__Required task__. Images appear in the records below; leave them out and repeat everything else exactly.

[Data excerpts]
______________________________
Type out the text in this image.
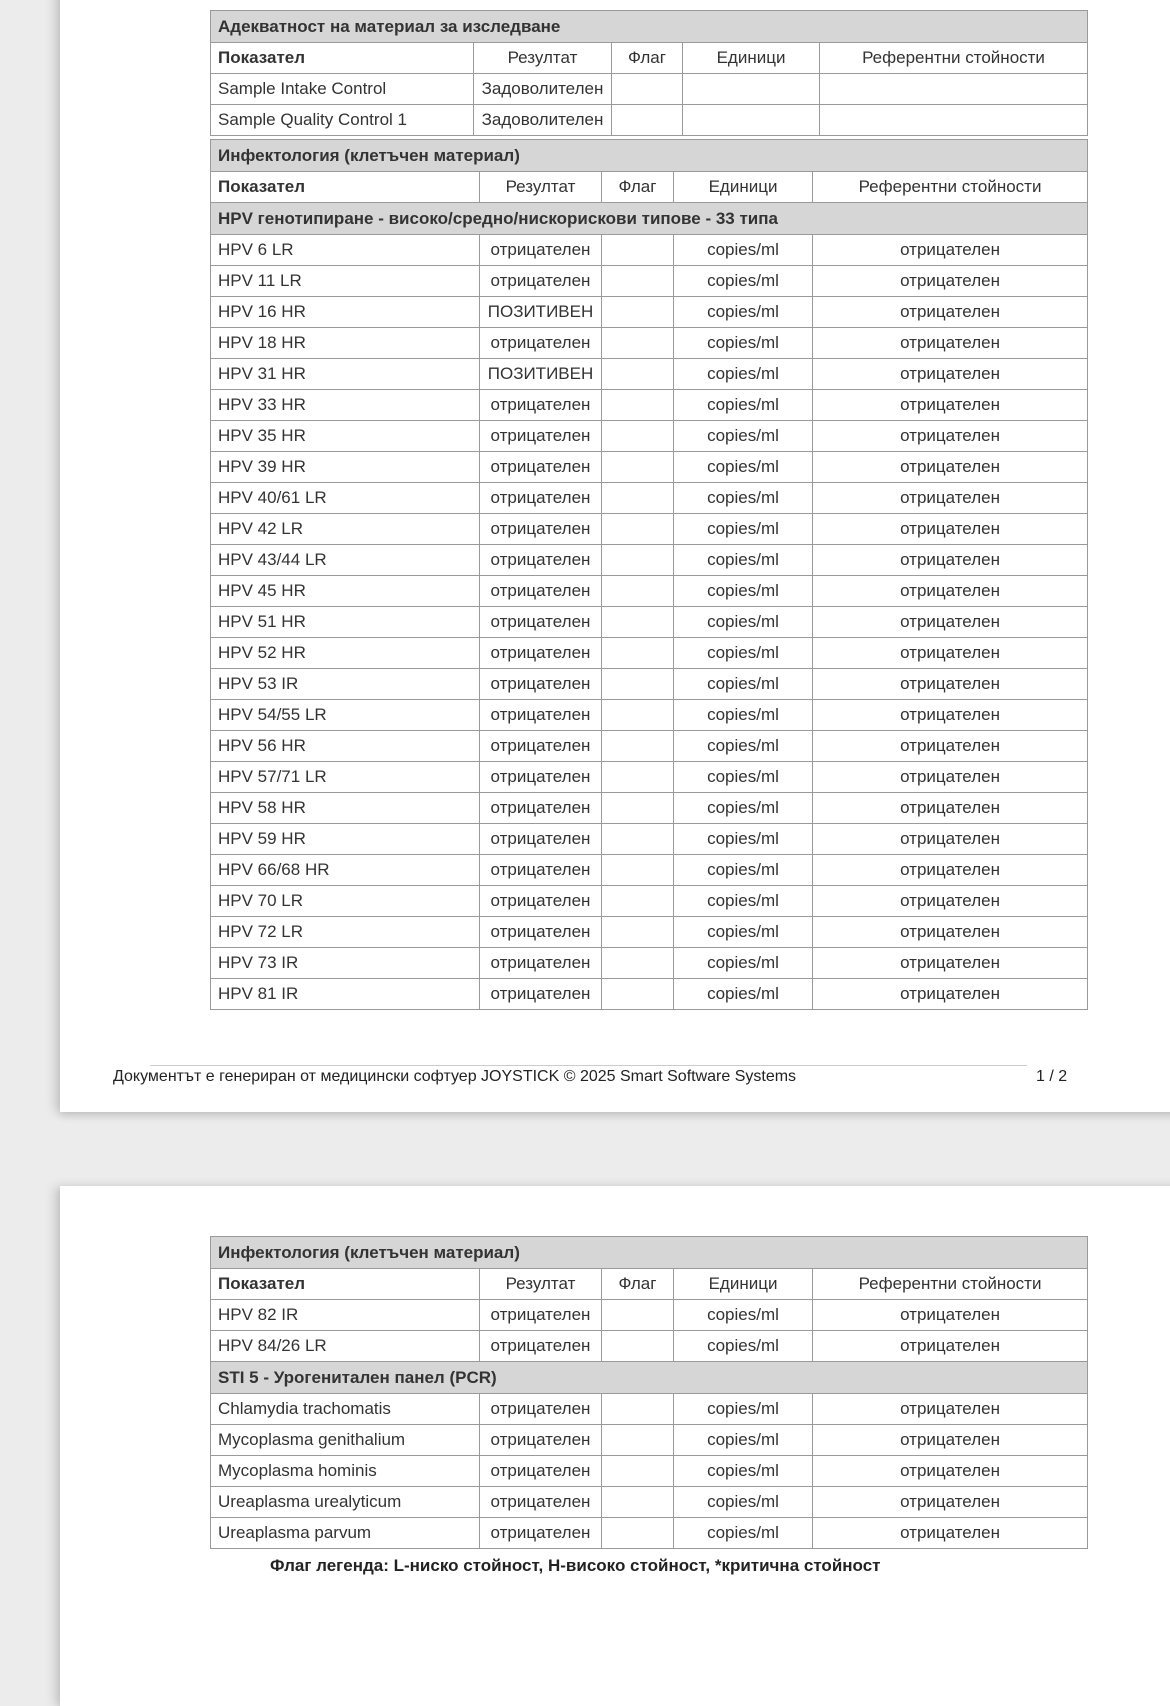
Адекватност на материал за изследване				
Показател	Резултат	Флаг	Единици	Референтни стойности
Sample Intake Control	Задоволителен			
Sample Quality Control 1	Задоволителен			
Инфектология (клетъчен материал)				
Показател	Резултат	Флаг	Единици	Референтни стойности
HPV генотипиране - високо/средно/нискорискови типове - 33 типа				
HPV 6 LR	отрицателен		copies/ml	отрицателен
HPV 11 LR	отрицателен		copies/ml	отрицателен
HPV 16 HR	ПОЗИТИВЕН		copies/ml	отрицателен
HPV 18 HR	отрицателен		copies/ml	отрицателен
HPV 31 HR	ПОЗИТИВЕН		copies/ml	отрицателен
HPV 33 HR	отрицателен		copies/ml	отрицателен
HPV 35 HR	отрицателен		copies/ml	отрицателен
HPV 39 HR	отрицателен		copies/ml	отрицателен
HPV 40/61 LR	отрицателен		copies/ml	отрицателен
HPV 42 LR	отрицателен		copies/ml	отрицателен
HPV 43/44 LR	отрицателен		copies/ml	отрицателен
HPV 45 HR	отрицателен		copies/ml	отрицателен
HPV 51 HR	отрицателен		copies/ml	отрицателен
HPV 52 HR	отрицателен		copies/ml	отрицателен
HPV 53 IR	отрицателен		copies/ml	отрицателен
HPV 54/55 LR	отрицателен		copies/ml	отрицателен
HPV 56 HR	отрицателен		copies/ml	отрицателен
HPV 57/71 LR	отрицателен		copies/ml	отрицателен
HPV 58 HR	отрицателен		copies/ml	отрицателен
HPV 59 HR	отрицателен		copies/ml	отрицателен
HPV 66/68 HR	отрицателен		copies/ml	отрицателен
HPV 70 LR	отрицателен		copies/ml	отрицателен
HPV 72 LR	отрицателен		copies/ml	отрицателен
HPV 73 IR	отрицателен		copies/ml	отрицателен
HPV 81 IR	отрицателен		copies/ml	отрицателен
Документът е генериран от медицински софтуер JOYSTICK © 2025 Smart Software Systems	1 / 2
Инфектология (клетъчен материал)				
Показател	Резултат	Флаг	Единици	Референтни стойности
HPV 82 IR	отрицателен		copies/ml	отрицателен
HPV 84/26 LR	отрицателен		copies/ml	отрицателен
STI 5 - Урогенитален панел (PCR)				
Chlamydia trachomatis	отрицателен		copies/ml	отрицателен
Mycoplasma genithalium	отрицателен		copies/ml	отрицателен
Mycoplasma hominis	отрицателен		copies/ml	отрицателен
Ureaplasma urealyticum	отрицателен		copies/ml	отрицателен
Ureaplasma parvum	отрицателен		copies/ml	отрицателен
Флаг легенда: L-ниско стойност, H-високо стойност, *критична стойност
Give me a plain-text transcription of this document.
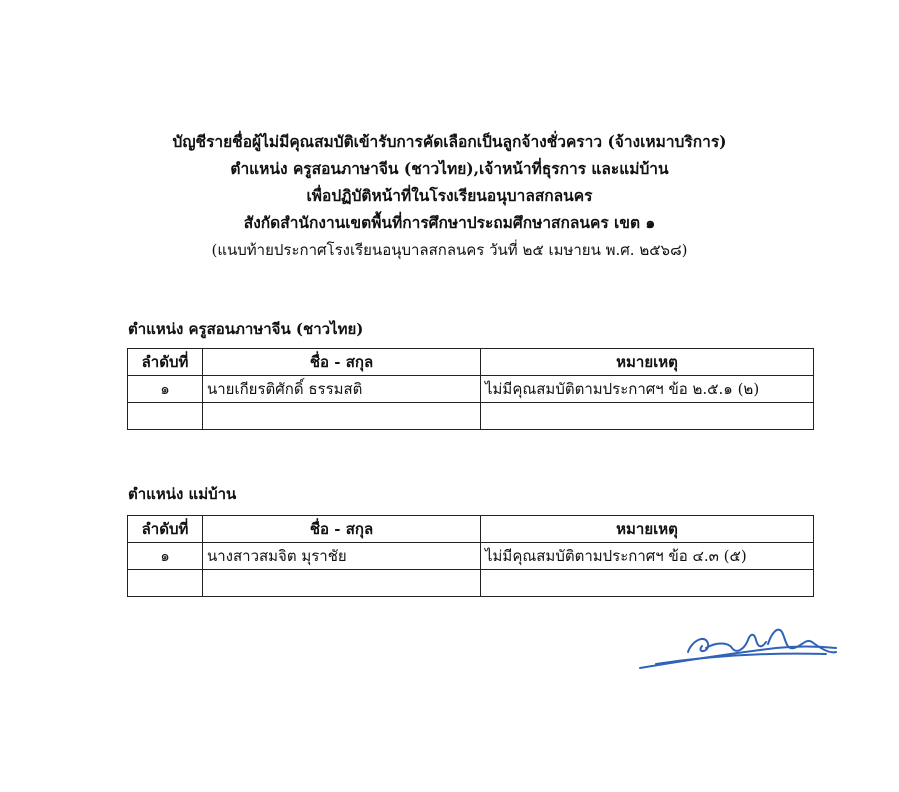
บัญชีรายชื่อผู้ไม่มีคุณสมบัติเข้ารับการคัดเลือกเป็นลูกจ้างชั่วคราว (จ้างเหมาบริการ)
ตำแหน่ง ครูสอนภาษาจีน (ชาวไทย),เจ้าหน้าที่ธุรการ และแม่บ้าน
เพื่อปฏิบัติหน้าที่ในโรงเรียนอนุบาลสกลนคร
สังกัดสำนักงานเขตพื้นที่การศึกษาประถมศึกษาสกลนคร เขต ๑
(แนบท้ายประกาศโรงเรียนอนุบาลสกลนคร วันที่ ๒๕ เมษายน พ.ศ. ๒๕๖๘)
ตำแหน่ง ครูสอนภาษาจีน (ชาวไทย)
ลำดับที่	ชื่อ - สกุล	หมายเหตุ
๑	นายเกียรติศักดิ์ ธรรมสติ	ไม่มีคุณสมบัติตามประกาศฯ ข้อ ๒.๕.๑ (๒)

ตำแหน่ง แม่บ้าน
ลำดับที่	ชื่อ - สกุล	หมายเหตุ
๑	นางสาวสมจิต มุราชัย	ไม่มีคุณสมบัติตามประกาศฯ ข้อ ๔.๓ (๕)
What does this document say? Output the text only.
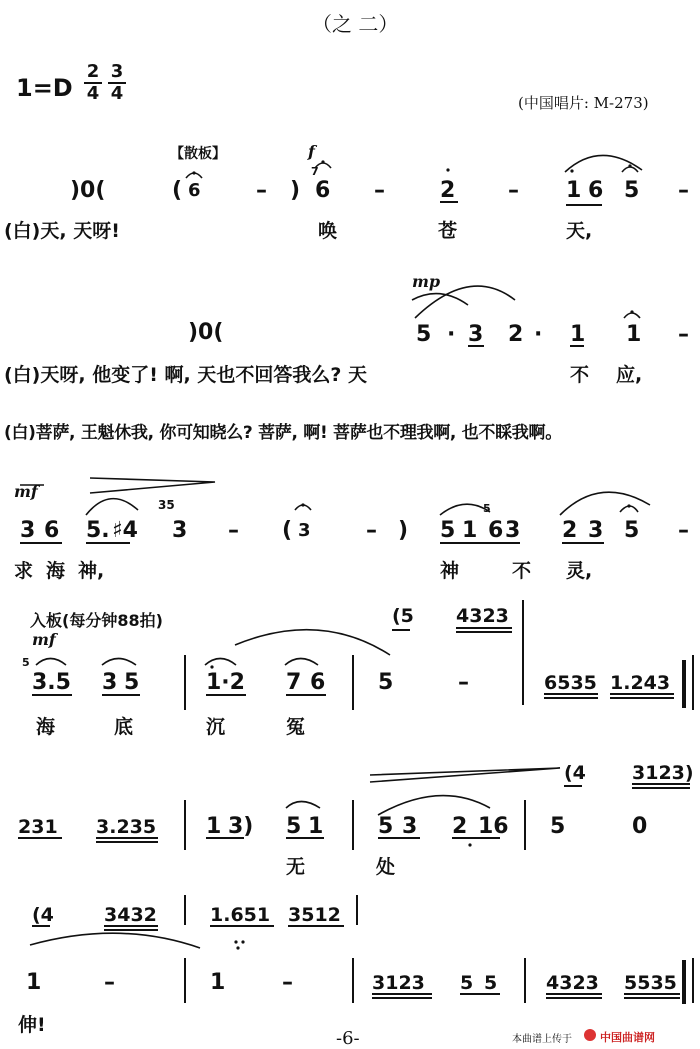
（之 二）
1=D
2
4
3
4	(中国唱片: M-273)
【散板】	f
)0(	( 6	– )
7
6 –	2 – 1 6 5 –
(白)天, 天呀!	唤	苍	天,
mp
)0(	5 · 3 2 · 1 1 –
(白)天呀, 他变了! 啊, 天也不回答我么? 天	不 应,
(白)菩萨, 王魁休我, 你可知晓么? 菩萨, 啊! 菩萨也不理我啊, 也不睬我啊。
mf
3 6 5. ♯4
35
3 – ( 3	– ) 5 1
5
6 3 2 3 5 –
求 海 神,	神	不 灵,
入板(每分钟88拍)
mf
(5 4323
5
3.5 3 5	1·2 7 6 5	–	6535 1.243
海	底	沉	冤
(4 3123)
231 3.235 1 3) 5 1 5 3 2 16 5	0
无	处
(4	3432	1.651 3512
1	–	1	–	3123 5 5	4323 5535
伸!
-6-	本曲谱上传于	中国曲谱网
______________________________
__Full answer__.
Type out the text in this image.
Адекватност на материал за изследване				
Показател	Резултат	Флаг	Единици	Референтни стойности
Sample Intake Control	Задоволителен			
Sample Quality Control 1	Задоволителен			
Инфектология (клетъчен материал)				
Показател	Резултат	Флаг	Единици	Референтни стойности
HPV генотипиране - високо/средно/нискорискови типове - 33 типа				
HPV 6 LR	отрицателен		copies/ml	отрицателен
HPV 11 LR	отрицателен		copies/ml	отрицателен
HPV 16 HR	ПОЗИТИВЕН		copies/ml	отрицателен
HPV 18 HR	отрицателен		copies/ml	отрицателен
HPV 31 HR	ПОЗИТИВЕН		copies/ml	отрицателен
HPV 33 HR	отрицателен		copies/ml	отрицателен
HPV 35 HR	отрицателен		copies/ml	отрицателен
HPV 39 HR	отрицателен		copies/ml	отрицателен
HPV 40/61 LR	отрицателен		copies/ml	отрицателен
HPV 42 LR	отрицателен		copies/ml	отрицателен
HPV 43/44 LR	отрицателен		copies/ml	отрицателен
HPV 45 HR	отрицателен		copies/ml	отрицателен
HPV 51 HR	отрицателен		copies/ml	отрицателен
HPV 52 HR	отрицателен		copies/ml	отрицателен
HPV 53 IR	отрицателен		copies/ml	отрицателен
HPV 54/55 LR	отрицателен		copies/ml	отрицателен
HPV 56 HR	отрицателен		copies/ml	отрицателен
HPV 57/71 LR	отрицателен		copies/ml	отрицателен
HPV 58 HR	отрицателен		copies/ml	отрицателен
HPV 59 HR	отрицателен		copies/ml	отрицателен
HPV 66/68 HR	отрицателен		copies/ml	отрицателен
HPV 70 LR	отрицателен		copies/ml	отрицателен
HPV 72 LR	отрицателен		copies/ml	отрицателен
HPV 73 IR	отрицателен		copies/ml	отрицателен
HPV 81 IR	отрицателен		copies/ml	отрицателен
Документът е генериран от медицински софтуер JOYSTICK © 2025 Smart Software Systems	1 / 2
Инфектология (клетъчен материал)				
Показател	Резултат	Флаг	Единици	Референтни стойности
HPV 82 IR	отрицателен		copies/ml	отрицателен
HPV 84/26 LR	отрицателен		copies/ml	отрицателен
STI 5 - Урогенитален панел (PCR)				
Chlamydia trachomatis	отрицателен		copies/ml	отрицателен
Mycoplasma genithalium	отрицателен		copies/ml	отрицателен
Mycoplasma hominis	отрицателен		copies/ml	отрицателен
Ureaplasma urealyticum	отрицателен		copies/ml	отрицателен
Ureaplasma parvum	отрицателен		copies/ml	отрицателен
Флаг легенда: L-ниско стойност, H-високо стойност, *критична стойност
Give me a plain-text transcription of this document.
บัญชีรายชื่อผู้ไม่มีคุณสมบัติเข้ารับการคัดเลือกเป็นลูกจ้างชั่วคราว (จ้างเหมาบริการ)
ตำแหน่ง ครูสอนภาษาจีน (ชาวไทย),เจ้าหน้าที่ธุรการ และแม่บ้าน
เพื่อปฏิบัติหน้าที่ในโรงเรียนอนุบาลสกลนคร
สังกัดสำนักงานเขตพื้นที่การศึกษาประถมศึกษาสกลนคร เขต ๑
(แนบท้ายประกาศโรงเรียนอนุบาลสกลนคร วันที่ ๒๕ เมษายน พ.ศ. ๒๕๖๘)
ตำแหน่ง ครูสอนภาษาจีน (ชาวไทย)
ลำดับที่	ชื่อ - สกุล	หมายเหตุ
๑	นายเกียรติศักดิ์ ธรรมสติ	ไม่มีคุณสมบัติตามประกาศฯ ข้อ ๒.๕.๑ (๒)

ตำแหน่ง แม่บ้าน
ลำดับที่	ชื่อ - สกุล	หมายเหตุ
๑	นางสาวสมจิต มุราชัย	ไม่มีคุณสมบัติตามประกาศฯ ข้อ ๔.๓ (๕)
What does this document say? Output the text only.
（之 二）
1=D
2
4
3
4	(中国唱片: M-273)
【散板】	f
)0(	( 6	– )
7
6 –	2 – 1 6 5 –
(白)天, 天呀!	唤	苍	天,
mp
)0(	5 · 3 2 · 1 1 –
(白)天呀, 他变了! 啊, 天也不回答我么? 天	不 应,
(白)菩萨, 王魁休我, 你可知晓么? 菩萨, 啊! 菩萨也不理我啊, 也不睬我啊。
mf
3 6 5. ♯4
35
3 – ( 3	– ) 5 1
5
6 3 2 3 5 –
求 海 神,	神	不 灵,
入板(每分钟88拍)
mf
(5 4323
5
3.5 3 5	1·2 7 6 5	–	6535 1.243
海	底	沉	冤
(4 3123)
231 3.235 1 3) 5 1 5 3 2 16 5	0
无	处
(4	3432	1.651 3512
1	–	1	–	3123 5 5	4323 5535
伸!
-6-	本曲谱上传于	中国曲谱网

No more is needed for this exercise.